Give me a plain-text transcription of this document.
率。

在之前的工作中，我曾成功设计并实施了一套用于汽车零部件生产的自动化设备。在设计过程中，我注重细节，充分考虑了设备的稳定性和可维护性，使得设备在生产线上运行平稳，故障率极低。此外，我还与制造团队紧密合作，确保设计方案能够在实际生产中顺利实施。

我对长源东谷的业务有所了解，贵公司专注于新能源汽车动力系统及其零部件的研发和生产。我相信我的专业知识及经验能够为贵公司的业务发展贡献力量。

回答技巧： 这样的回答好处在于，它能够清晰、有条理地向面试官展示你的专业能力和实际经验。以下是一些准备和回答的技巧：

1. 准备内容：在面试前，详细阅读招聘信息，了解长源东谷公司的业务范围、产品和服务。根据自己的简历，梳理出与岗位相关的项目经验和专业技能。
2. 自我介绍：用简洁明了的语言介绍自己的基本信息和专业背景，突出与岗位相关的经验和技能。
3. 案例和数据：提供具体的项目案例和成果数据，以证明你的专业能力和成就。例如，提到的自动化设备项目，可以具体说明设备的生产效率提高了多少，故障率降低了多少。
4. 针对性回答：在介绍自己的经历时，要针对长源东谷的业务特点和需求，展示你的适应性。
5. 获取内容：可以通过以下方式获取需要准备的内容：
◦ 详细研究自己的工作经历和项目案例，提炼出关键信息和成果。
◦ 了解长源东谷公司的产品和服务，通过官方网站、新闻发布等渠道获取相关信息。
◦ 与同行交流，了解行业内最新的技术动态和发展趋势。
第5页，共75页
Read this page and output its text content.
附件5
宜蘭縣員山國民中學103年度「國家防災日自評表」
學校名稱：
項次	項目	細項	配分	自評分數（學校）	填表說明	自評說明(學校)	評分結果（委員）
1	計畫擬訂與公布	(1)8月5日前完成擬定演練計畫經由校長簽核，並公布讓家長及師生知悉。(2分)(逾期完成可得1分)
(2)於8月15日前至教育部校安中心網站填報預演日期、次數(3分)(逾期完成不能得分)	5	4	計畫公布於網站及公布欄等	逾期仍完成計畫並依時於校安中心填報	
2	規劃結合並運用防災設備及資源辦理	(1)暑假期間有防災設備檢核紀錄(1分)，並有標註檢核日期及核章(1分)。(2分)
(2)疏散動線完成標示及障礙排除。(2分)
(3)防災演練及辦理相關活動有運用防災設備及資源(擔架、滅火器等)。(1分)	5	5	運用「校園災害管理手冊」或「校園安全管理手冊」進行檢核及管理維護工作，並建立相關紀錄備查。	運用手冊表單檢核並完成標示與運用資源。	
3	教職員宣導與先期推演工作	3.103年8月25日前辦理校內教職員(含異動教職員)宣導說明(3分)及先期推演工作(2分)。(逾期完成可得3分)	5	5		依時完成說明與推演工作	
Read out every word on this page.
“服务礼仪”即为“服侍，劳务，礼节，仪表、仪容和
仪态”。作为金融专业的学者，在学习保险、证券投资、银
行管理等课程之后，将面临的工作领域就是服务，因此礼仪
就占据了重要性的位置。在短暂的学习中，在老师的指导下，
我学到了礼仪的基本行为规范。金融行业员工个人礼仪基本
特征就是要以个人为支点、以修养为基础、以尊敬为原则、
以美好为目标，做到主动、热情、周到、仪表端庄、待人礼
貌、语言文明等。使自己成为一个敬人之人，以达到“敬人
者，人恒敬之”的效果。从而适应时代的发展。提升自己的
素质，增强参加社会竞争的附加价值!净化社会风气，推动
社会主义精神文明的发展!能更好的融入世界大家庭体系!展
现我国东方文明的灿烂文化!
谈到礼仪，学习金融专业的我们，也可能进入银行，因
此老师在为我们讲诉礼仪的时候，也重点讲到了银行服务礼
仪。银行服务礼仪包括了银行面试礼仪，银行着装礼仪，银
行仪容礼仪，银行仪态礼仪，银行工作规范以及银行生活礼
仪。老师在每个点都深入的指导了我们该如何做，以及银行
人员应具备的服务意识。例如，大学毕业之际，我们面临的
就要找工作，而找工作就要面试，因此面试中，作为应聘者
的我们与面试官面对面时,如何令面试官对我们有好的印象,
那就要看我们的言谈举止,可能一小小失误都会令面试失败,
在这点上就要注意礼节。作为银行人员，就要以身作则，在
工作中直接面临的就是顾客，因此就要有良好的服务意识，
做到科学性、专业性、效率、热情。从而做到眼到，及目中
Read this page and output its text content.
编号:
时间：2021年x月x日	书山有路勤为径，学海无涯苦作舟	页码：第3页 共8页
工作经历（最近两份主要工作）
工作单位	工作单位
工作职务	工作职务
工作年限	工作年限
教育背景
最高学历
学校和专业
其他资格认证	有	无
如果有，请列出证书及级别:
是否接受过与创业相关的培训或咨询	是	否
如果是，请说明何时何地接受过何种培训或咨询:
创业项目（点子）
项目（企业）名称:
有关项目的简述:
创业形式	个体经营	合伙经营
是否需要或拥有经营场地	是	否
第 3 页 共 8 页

++++++++++++++++++++

• **Objective**
Repeat each of the entries above precisely as given.

• **Output for this task**
Give me a plain-text transcription of this document.
率。

在之前的工作中，我曾成功设计并实施了一套用于汽车零部件生产的自动化设备。在设计过程中，我注重细节，充分考虑了设备的稳定性和可维护性，使得设备在生产线上运行平稳，故障率极低。此外，我还与制造团队紧密合作，确保设计方案能够在实际生产中顺利实施。

我对长源东谷的业务有所了解，贵公司专注于新能源汽车动力系统及其零部件的研发和生产。我相信我的专业知识及经验能够为贵公司的业务发展贡献力量。

回答技巧： 这样的回答好处在于，它能够清晰、有条理地向面试官展示你的专业能力和实际经验。以下是一些准备和回答的技巧：

1. 准备内容：在面试前，详细阅读招聘信息，了解长源东谷公司的业务范围、产品和服务。根据自己的简历，梳理出与岗位相关的项目经验和专业技能。
2. 自我介绍：用简洁明了的语言介绍自己的基本信息和专业背景，突出与岗位相关的经验和技能。
3. 案例和数据：提供具体的项目案例和成果数据，以证明你的专业能力和成就。例如，提到的自动化设备项目，可以具体说明设备的生产效率提高了多少，故障率降低了多少。
4. 针对性回答：在介绍自己的经历时，要针对长源东谷的业务特点和需求，展示你的适应性。
5. 获取内容：可以通过以下方式获取需要准备的内容：
◦ 详细研究自己的工作经历和项目案例，提炼出关键信息和成果。
◦ 了解长源东谷公司的产品和服务，通过官方网站、新闻发布等渠道获取相关信息。
◦ 与同行交流，了解行业内最新的技术动态和发展趋势。
第5页，共75页
Read this page and output its text content.
附件5
宜蘭縣員山國民中學103年度「國家防災日自評表」
學校名稱：
項次	項目	細項	配分	自評分數（學校）	填表說明	自評說明(學校)	評分結果（委員）
1	計畫擬訂與公布	(1)8月5日前完成擬定演練計畫經由校長簽核，並公布讓家長及師生知悉。(2分)(逾期完成可得1分)
(2)於8月15日前至教育部校安中心網站填報預演日期、次數(3分)(逾期完成不能得分)	5	4	計畫公布於網站及公布欄等	逾期仍完成計畫並依時於校安中心填報	
2	規劃結合並運用防災設備及資源辦理	(1)暑假期間有防災設備檢核紀錄(1分)，並有標註檢核日期及核章(1分)。(2分)
(2)疏散動線完成標示及障礙排除。(2分)
(3)防災演練及辦理相關活動有運用防災設備及資源(擔架、滅火器等)。(1分)	5	5	運用「校園災害管理手冊」或「校園安全管理手冊」進行檢核及管理維護工作，並建立相關紀錄備查。	運用手冊表單檢核並完成標示與運用資源。	
3	教職員宣導與先期推演工作	3.103年8月25日前辦理校內教職員(含異動教職員)宣導說明(3分)及先期推演工作(2分)。(逾期完成可得3分)	5	5		依時完成說明與推演工作	
Read out every word on this page.
“服务礼仪”即为“服侍，劳务，礼节，仪表、仪容和
仪态”。作为金融专业的学者，在学习保险、证券投资、银
行管理等课程之后，将面临的工作领域就是服务，因此礼仪
就占据了重要性的位置。在短暂的学习中，在老师的指导下，
我学到了礼仪的基本行为规范。金融行业员工个人礼仪基本
特征就是要以个人为支点、以修养为基础、以尊敬为原则、
以美好为目标，做到主动、热情、周到、仪表端庄、待人礼
貌、语言文明等。使自己成为一个敬人之人，以达到“敬人
者，人恒敬之”的效果。从而适应时代的发展。提升自己的
素质，增强参加社会竞争的附加价值!净化社会风气，推动
社会主义精神文明的发展!能更好的融入世界大家庭体系!展
现我国东方文明的灿烂文化!
谈到礼仪，学习金融专业的我们，也可能进入银行，因
此老师在为我们讲诉礼仪的时候，也重点讲到了银行服务礼
仪。银行服务礼仪包括了银行面试礼仪，银行着装礼仪，银
行仪容礼仪，银行仪态礼仪，银行工作规范以及银行生活礼
仪。老师在每个点都深入的指导了我们该如何做，以及银行
人员应具备的服务意识。例如，大学毕业之际，我们面临的
就要找工作，而找工作就要面试，因此面试中，作为应聘者
的我们与面试官面对面时,如何令面试官对我们有好的印象,
那就要看我们的言谈举止,可能一小小失误都会令面试失败,
在这点上就要注意礼节。作为银行人员，就要以身作则，在
工作中直接面临的就是顾客，因此就要有良好的服务意识，
做到科学性、专业性、效率、热情。从而做到眼到，及目中
Read this page and output its text content.
编号:
时间：2021年x月x日	书山有路勤为径，学海无涯苦作舟	页码：第3页 共8页
工作经历（最近两份主要工作）
工作单位	工作单位
工作职务	工作职务
工作年限	工作年限
教育背景
最高学历
学校和专业
其他资格认证	有	无
如果有，请列出证书及级别:
是否接受过与创业相关的培训或咨询	是	否
如果是，请说明何时何地接受过何种培训或咨询:
创业项目（点子）
项目（企业）名称:
有关项目的简述:
创业形式	个体经营	合伙经营
是否需要或拥有经营场地	是	否
第 3 页 共 8 页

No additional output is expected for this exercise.